**Data entries**
•••••
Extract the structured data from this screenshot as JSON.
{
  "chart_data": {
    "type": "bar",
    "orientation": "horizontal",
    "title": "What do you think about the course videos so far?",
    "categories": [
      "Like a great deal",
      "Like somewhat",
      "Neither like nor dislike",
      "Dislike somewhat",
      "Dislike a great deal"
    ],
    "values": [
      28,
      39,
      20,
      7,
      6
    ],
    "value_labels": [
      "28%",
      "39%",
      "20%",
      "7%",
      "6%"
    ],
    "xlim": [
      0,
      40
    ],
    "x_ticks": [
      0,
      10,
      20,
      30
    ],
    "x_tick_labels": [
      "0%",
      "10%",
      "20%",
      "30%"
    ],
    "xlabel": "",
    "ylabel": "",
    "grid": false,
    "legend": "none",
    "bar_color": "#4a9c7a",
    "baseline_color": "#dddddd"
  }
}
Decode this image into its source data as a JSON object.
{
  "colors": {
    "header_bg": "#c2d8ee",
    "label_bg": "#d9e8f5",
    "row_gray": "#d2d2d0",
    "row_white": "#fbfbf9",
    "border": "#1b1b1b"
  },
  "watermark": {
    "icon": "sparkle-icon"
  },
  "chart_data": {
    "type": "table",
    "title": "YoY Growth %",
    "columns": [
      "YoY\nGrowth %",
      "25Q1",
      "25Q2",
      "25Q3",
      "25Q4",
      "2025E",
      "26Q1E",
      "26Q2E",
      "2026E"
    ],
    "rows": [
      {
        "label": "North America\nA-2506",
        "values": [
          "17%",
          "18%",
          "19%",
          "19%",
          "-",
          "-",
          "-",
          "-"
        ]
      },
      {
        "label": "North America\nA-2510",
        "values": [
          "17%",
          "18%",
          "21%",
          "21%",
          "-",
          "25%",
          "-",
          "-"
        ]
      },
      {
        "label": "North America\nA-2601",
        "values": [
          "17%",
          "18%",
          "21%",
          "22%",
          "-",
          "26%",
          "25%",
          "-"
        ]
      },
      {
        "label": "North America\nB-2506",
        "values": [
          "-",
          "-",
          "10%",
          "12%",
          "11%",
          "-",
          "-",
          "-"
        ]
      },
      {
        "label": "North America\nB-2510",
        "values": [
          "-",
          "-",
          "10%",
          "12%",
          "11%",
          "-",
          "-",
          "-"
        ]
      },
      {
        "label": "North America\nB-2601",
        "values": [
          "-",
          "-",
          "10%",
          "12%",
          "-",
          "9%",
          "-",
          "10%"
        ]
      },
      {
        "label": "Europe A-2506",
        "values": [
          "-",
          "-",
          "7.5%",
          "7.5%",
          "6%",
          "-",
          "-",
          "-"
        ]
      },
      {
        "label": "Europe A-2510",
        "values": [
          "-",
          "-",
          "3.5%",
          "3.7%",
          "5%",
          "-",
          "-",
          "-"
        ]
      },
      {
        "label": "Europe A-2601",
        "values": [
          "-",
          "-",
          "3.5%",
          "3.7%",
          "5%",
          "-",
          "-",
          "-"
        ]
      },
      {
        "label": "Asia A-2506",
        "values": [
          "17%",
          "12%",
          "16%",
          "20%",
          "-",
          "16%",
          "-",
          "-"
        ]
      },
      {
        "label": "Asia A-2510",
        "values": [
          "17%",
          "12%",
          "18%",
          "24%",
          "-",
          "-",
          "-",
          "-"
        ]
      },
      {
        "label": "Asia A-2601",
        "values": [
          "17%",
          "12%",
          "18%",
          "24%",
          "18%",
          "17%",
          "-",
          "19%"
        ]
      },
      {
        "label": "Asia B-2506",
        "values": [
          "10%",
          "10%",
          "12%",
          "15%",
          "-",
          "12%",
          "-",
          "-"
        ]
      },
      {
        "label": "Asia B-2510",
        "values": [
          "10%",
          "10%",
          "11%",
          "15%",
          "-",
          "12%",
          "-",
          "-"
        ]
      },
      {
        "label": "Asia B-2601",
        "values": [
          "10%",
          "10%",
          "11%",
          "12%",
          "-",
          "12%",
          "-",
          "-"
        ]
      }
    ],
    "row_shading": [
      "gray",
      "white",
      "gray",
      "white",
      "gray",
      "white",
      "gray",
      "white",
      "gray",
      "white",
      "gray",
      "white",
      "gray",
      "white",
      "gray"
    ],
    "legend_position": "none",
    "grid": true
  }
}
•••••
**Problem statement**
Repeat every record, exactly as written.

**Expected answer**
Extract the structured data from this screenshot as JSON.
{
  "chart_data": {
    "type": "bar",
    "orientation": "horizontal",
    "title": "What do you think about the course videos so far?",
    "categories": [
      "Like a great deal",
      "Like somewhat",
      "Neither like nor dislike",
      "Dislike somewhat",
      "Dislike a great deal"
    ],
    "values": [
      28,
      39,
      20,
      7,
      6
    ],
    "value_labels": [
      "28%",
      "39%",
      "20%",
      "7%",
      "6%"
    ],
    "xlim": [
      0,
      40
    ],
    "x_ticks": [
      0,
      10,
      20,
      30
    ],
    "x_tick_labels": [
      "0%",
      "10%",
      "20%",
      "30%"
    ],
    "xlabel": "",
    "ylabel": "",
    "grid": false,
    "legend": "none",
    "bar_color": "#4a9c7a",
    "baseline_color": "#dddddd"
  }
}
Decode this image into its source data as a JSON object.
{
  "colors": {
    "header_bg": "#c2d8ee",
    "label_bg": "#d9e8f5",
    "row_gray": "#d2d2d0",
    "row_white": "#fbfbf9",
    "border": "#1b1b1b"
  },
  "watermark": {
    "icon": "sparkle-icon"
  },
  "chart_data": {
    "type": "table",
    "title": "YoY Growth %",
    "columns": [
      "YoY\nGrowth %",
      "25Q1",
      "25Q2",
      "25Q3",
      "25Q4",
      "2025E",
      "26Q1E",
      "26Q2E",
      "2026E"
    ],
    "rows": [
      {
        "label": "North America\nA-2506",
        "values": [
          "17%",
          "18%",
          "19%",
          "19%",
          "-",
          "-",
          "-",
          "-"
        ]
      },
      {
        "label": "North America\nA-2510",
        "values": [
          "17%",
          "18%",
          "21%",
          "21%",
          "-",
          "25%",
          "-",
          "-"
        ]
      },
      {
        "label": "North America\nA-2601",
        "values": [
          "17%",
          "18%",
          "21%",
          "22%",
          "-",
          "26%",
          "25%",
          "-"
        ]
      },
      {
        "label": "North America\nB-2506",
        "values": [
          "-",
          "-",
          "10%",
          "12%",
          "11%",
          "-",
          "-",
          "-"
        ]
      },
      {
        "label": "North America\nB-2510",
        "values": [
          "-",
          "-",
          "10%",
          "12%",
          "11%",
          "-",
          "-",
          "-"
        ]
      },
      {
        "label": "North America\nB-2601",
        "values": [
          "-",
          "-",
          "10%",
          "12%",
          "-",
          "9%",
          "-",
          "10%"
        ]
      },
      {
        "label": "Europe A-2506",
        "values": [
          "-",
          "-",
          "7.5%",
          "7.5%",
          "6%",
          "-",
          "-",
          "-"
        ]
      },
      {
        "label": "Europe A-2510",
        "values": [
          "-",
          "-",
          "3.5%",
          "3.7%",
          "5%",
          "-",
          "-",
          "-"
        ]
      },
      {
        "label": "Europe A-2601",
        "values": [
          "-",
          "-",
          "3.5%",
          "3.7%",
          "5%",
          "-",
          "-",
          "-"
        ]
      },
      {
        "label": "Asia A-2506",
        "values": [
          "17%",
          "12%",
          "16%",
          "20%",
          "-",
          "16%",
          "-",
          "-"
        ]
      },
      {
        "label": "Asia A-2510",
        "values": [
          "17%",
          "12%",
          "18%",
          "24%",
          "-",
          "-",
          "-",
          "-"
        ]
      },
      {
        "label": "Asia A-2601",
        "values": [
          "17%",
          "12%",
          "18%",
          "24%",
          "18%",
          "17%",
          "-",
          "19%"
        ]
      },
      {
        "label": "Asia B-2506",
        "values": [
          "10%",
          "10%",
          "12%",
          "15%",
          "-",
          "12%",
          "-",
          "-"
        ]
      },
      {
        "label": "Asia B-2510",
        "values": [
          "10%",
          "10%",
          "11%",
          "15%",
          "-",
          "12%",
          "-",
          "-"
        ]
      },
      {
        "label": "Asia B-2601",
        "values": [
          "10%",
          "10%",
          "11%",
          "12%",
          "-",
          "12%",
          "-",
          "-"
        ]
      }
    ],
    "row_shading": [
      "gray",
      "white",
      "gray",
      "white",
      "gray",
      "white",
      "gray",
      "white",
      "gray",
      "white",
      "gray",
      "white",
      "gray",
      "white",
      "gray"
    ],
    "legend_position": "none",
    "grid": true
  }
}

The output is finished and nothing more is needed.